● **EXERCISE OBJECTIVE**
Give the number of lines that include the word "Education", and nothing else.

Records contained in a dataset
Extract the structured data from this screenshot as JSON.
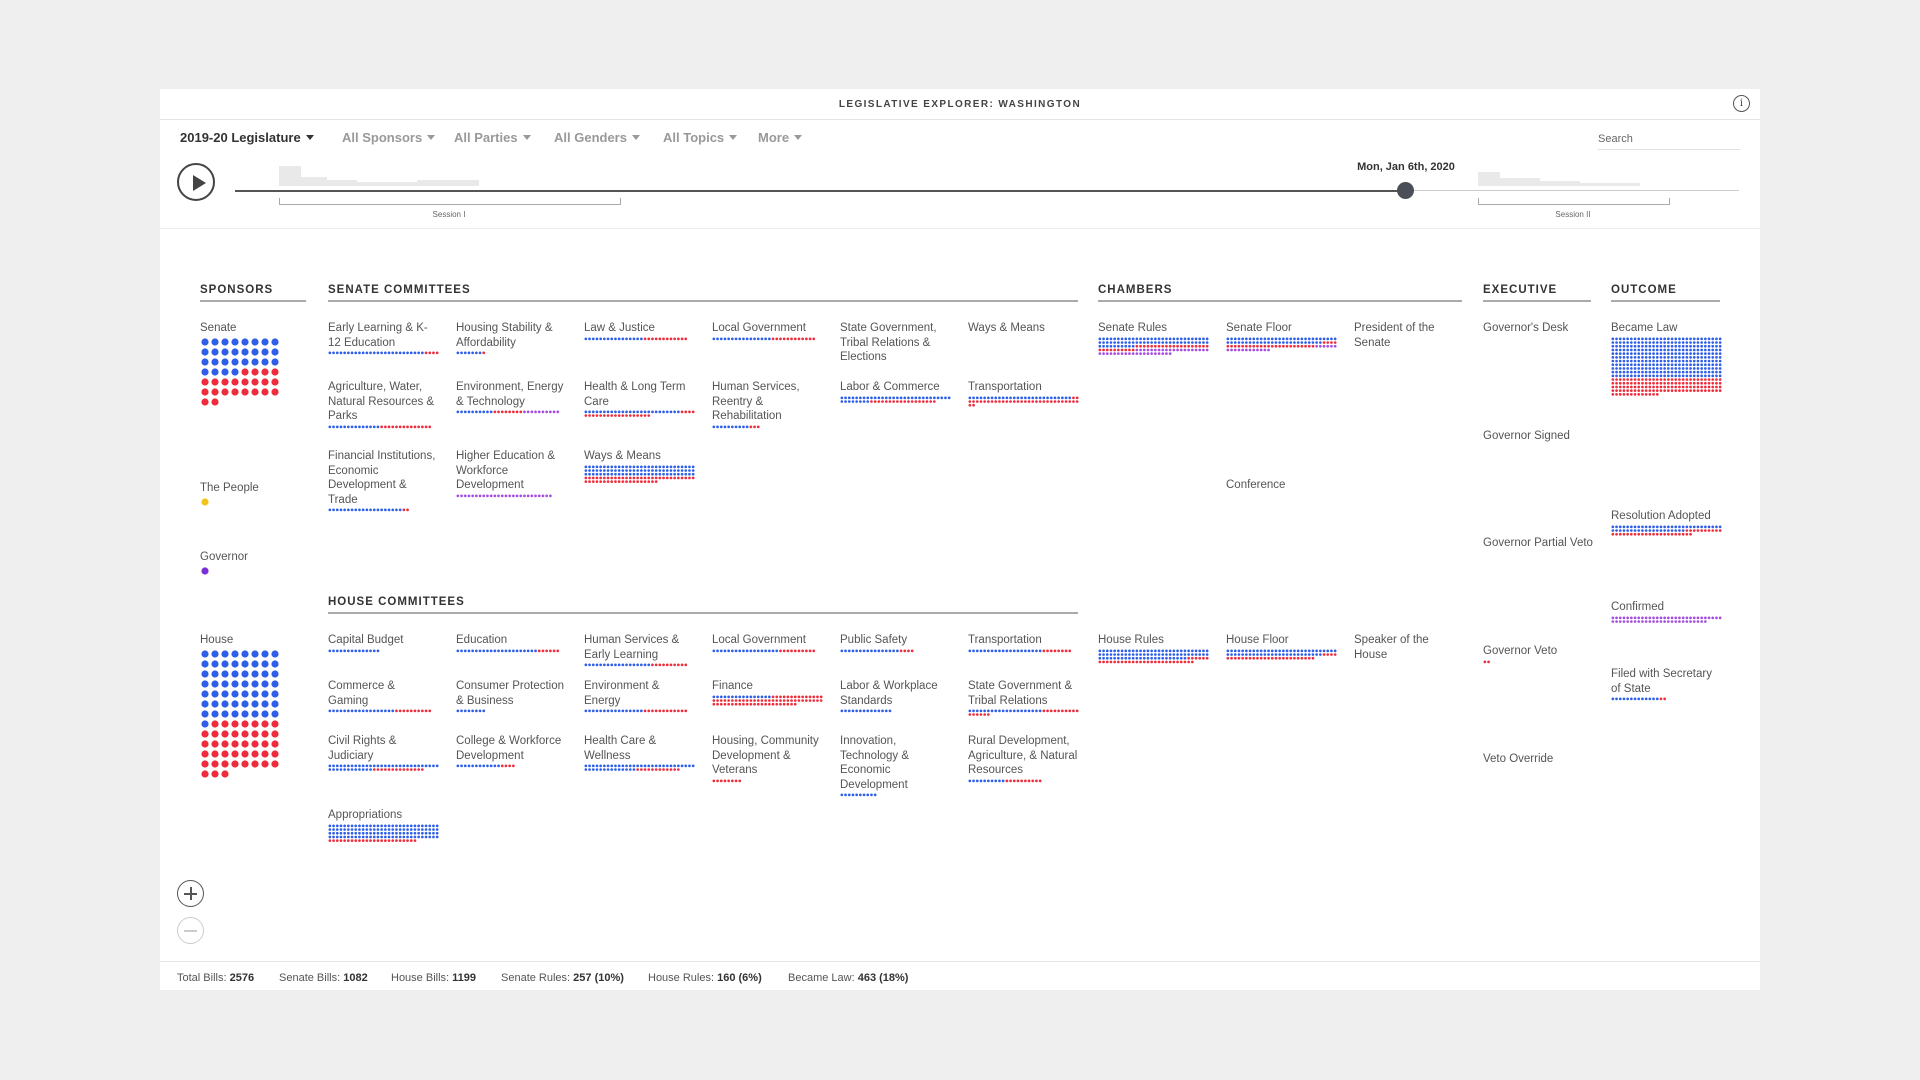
{
  "app": {
    "title": "LEGISLATIVE EXPLORER: WASHINGTON",
    "info_icon": "info-icon"
  },
  "filters": [
    "2019-20 Legislature",
    "All Sponsors",
    "All Parties",
    "All Genders",
    "All Topics",
    "More"
  ],
  "search": {
    "placeholder": "Search",
    "value": ""
  },
  "timeline": {
    "date": "Mon, Jan 6th, 2020",
    "progress": 0.82,
    "sessions": [
      "Session I",
      "Session II"
    ]
  },
  "colors": {
    "dem": "#2f5fe8",
    "rep": "#ef2c3b",
    "people": "#f0c419",
    "gov": "#7b2fd6",
    "mixed": "#a44de0"
  },
  "columns": [
    "SPONSORS",
    "SENATE COMMITTEES",
    "CHAMBERS",
    "EXECUTIVE",
    "OUTCOME"
  ],
  "house_committees_header": "HOUSE COMMITTEES",
  "sponsors": [
    {
      "label": "Senate",
      "dem": 28,
      "rep": 22,
      "other": 0
    },
    {
      "label": "The People",
      "dem": 0,
      "rep": 0,
      "other": 1,
      "other_color": "people"
    },
    {
      "label": "Governor",
      "dem": 0,
      "rep": 0,
      "other": 1,
      "other_color": "gov"
    },
    {
      "label": "House",
      "dem": 57,
      "rep": 42,
      "other": 0
    }
  ],
  "senate_committees": [
    {
      "label": "Early Learning & K-12 Education",
      "dem": 26,
      "rep": 4,
      "other": 0
    },
    {
      "label": "Housing Stability & Affordability",
      "dem": 7,
      "rep": 1,
      "other": 0
    },
    {
      "label": "Law & Justice",
      "dem": 16,
      "rep": 12,
      "other": 0
    },
    {
      "label": "Local Government",
      "dem": 16,
      "rep": 12,
      "other": 0
    },
    {
      "label": "State Government, Tribal Relations & Elections",
      "dem": 0,
      "rep": 0,
      "other": 0
    },
    {
      "label": "Ways & Means",
      "dem": 0,
      "rep": 0,
      "other": 0
    },
    {
      "label": "Agriculture, Water, Natural Resources & Parks",
      "dem": 14,
      "rep": 14,
      "other": 0
    },
    {
      "label": "Environment, Energy & Technology",
      "dem": 10,
      "rep": 8,
      "other": 10
    },
    {
      "label": "Health & Long Term Care",
      "dem": 26,
      "rep": 22,
      "other": 0
    },
    {
      "label": "Human Services, Reentry & Rehabilitation",
      "dem": 10,
      "rep": 3,
      "other": 0
    },
    {
      "label": "Labor & Commerce",
      "dem": 38,
      "rep": 18,
      "other": 0
    },
    {
      "label": "Transportation",
      "dem": 28,
      "rep": 34,
      "other": 0
    },
    {
      "label": "Financial Institutions, Economic Development & Trade",
      "dem": 20,
      "rep": 2,
      "other": 0
    },
    {
      "label": "Higher Education & Workforce Development",
      "dem": 0,
      "rep": 0,
      "other": 26
    },
    {
      "label": "Ways & Means",
      "dem": 90,
      "rep": 50,
      "other": 0
    }
  ],
  "house_committees": [
    {
      "label": "Capital Budget",
      "dem": 14,
      "rep": 0,
      "other": 0
    },
    {
      "label": "Education",
      "dem": 22,
      "rep": 6,
      "other": 0
    },
    {
      "label": "Human Services & Early Learning",
      "dem": 18,
      "rep": 10,
      "other": 0
    },
    {
      "label": "Local Government",
      "dem": 18,
      "rep": 10,
      "other": 0
    },
    {
      "label": "Public Safety",
      "dem": 16,
      "rep": 4,
      "other": 0
    },
    {
      "label": "Transportation",
      "dem": 20,
      "rep": 8,
      "other": 0
    },
    {
      "label": "Commerce & Gaming",
      "dem": 18,
      "rep": 10,
      "other": 0
    },
    {
      "label": "Consumer Protection & Business",
      "dem": 8,
      "rep": 0,
      "other": 0
    },
    {
      "label": "Environment & Energy",
      "dem": 16,
      "rep": 12,
      "other": 0
    },
    {
      "label": "Finance",
      "dem": 16,
      "rep": 67,
      "other": 0
    },
    {
      "label": "Labor & Workplace Standards",
      "dem": 14,
      "rep": 0,
      "other": 0
    },
    {
      "label": "State Government & Tribal Relations",
      "dem": 20,
      "rep": 16,
      "other": 0
    },
    {
      "label": "Civil Rights & Judiciary",
      "dem": 42,
      "rep": 14,
      "other": 0
    },
    {
      "label": "College & Workforce Development",
      "dem": 12,
      "rep": 4,
      "other": 0
    },
    {
      "label": "Health Care & Wellness",
      "dem": 44,
      "rep": 12,
      "other": 0
    },
    {
      "label": "Housing, Community Development & Veterans",
      "dem": 0,
      "rep": 8,
      "other": 0
    },
    {
      "label": "Innovation, Technology & Economic Development",
      "dem": 10,
      "rep": 0,
      "other": 0
    },
    {
      "label": "Rural Development, Agriculture, & Natural Resources",
      "dem": 10,
      "rep": 10,
      "other": 0
    },
    {
      "label": "Appropriations",
      "dem": 120,
      "rep": 24,
      "other": 0
    }
  ],
  "chambers": [
    {
      "label": "Senate Rules",
      "dem": 70,
      "rep": 30,
      "other": 40
    },
    {
      "label": "Senate Floor",
      "dem": 56,
      "rep": 28,
      "other": 18
    },
    {
      "label": "President of the Senate",
      "dem": 0,
      "rep": 0,
      "other": 0
    },
    {
      "label": "Conference",
      "dem": 0,
      "rep": 0,
      "other": 0
    },
    {
      "label": "House Rules",
      "dem": 84,
      "rep": 32,
      "other": 0
    },
    {
      "label": "House Floor",
      "dem": 56,
      "rep": 28,
      "other": 0
    },
    {
      "label": "Speaker of the House",
      "dem": 0,
      "rep": 0,
      "other": 0
    }
  ],
  "executive": [
    {
      "label": "Governor's Desk",
      "dem": 0,
      "rep": 0,
      "other": 0
    },
    {
      "label": "Governor Signed",
      "dem": 0,
      "rep": 0,
      "other": 0
    },
    {
      "label": "Governor Partial Veto",
      "dem": 0,
      "rep": 0,
      "other": 0
    },
    {
      "label": "Governor Veto",
      "dem": 0,
      "rep": 2,
      "other": 0
    },
    {
      "label": "Veto Override",
      "dem": 0,
      "rep": 0,
      "other": 0
    }
  ],
  "outcome": [
    {
      "label": "Became Law",
      "dem": 330,
      "rep": 133,
      "other": 0
    },
    {
      "label": "Resolution Adopted",
      "dem": 50,
      "rep": 32,
      "other": 0
    },
    {
      "label": "Confirmed",
      "dem": 0,
      "rep": 0,
      "other": 56
    },
    {
      "label": "Filed with Secretary of State",
      "dem": 13,
      "rep": 2,
      "other": 0
    }
  ],
  "stats": [
    {
      "label": "Total Bills:",
      "value": "2576"
    },
    {
      "label": "Senate Bills:",
      "value": "1082"
    },
    {
      "label": "House Bills:",
      "value": "1199"
    },
    {
      "label": "Senate Rules:",
      "value": "257 (10%)"
    },
    {
      "label": "House Rules:",
      "value": "160 (6%)"
    },
    {
      "label": "Became Law:",
      "value": "463 (18%)"
    }
  ]
}
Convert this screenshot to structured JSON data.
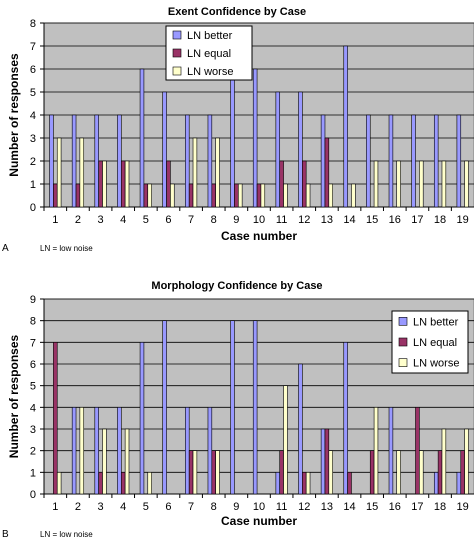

● **EXERCISE OUTPUT**
3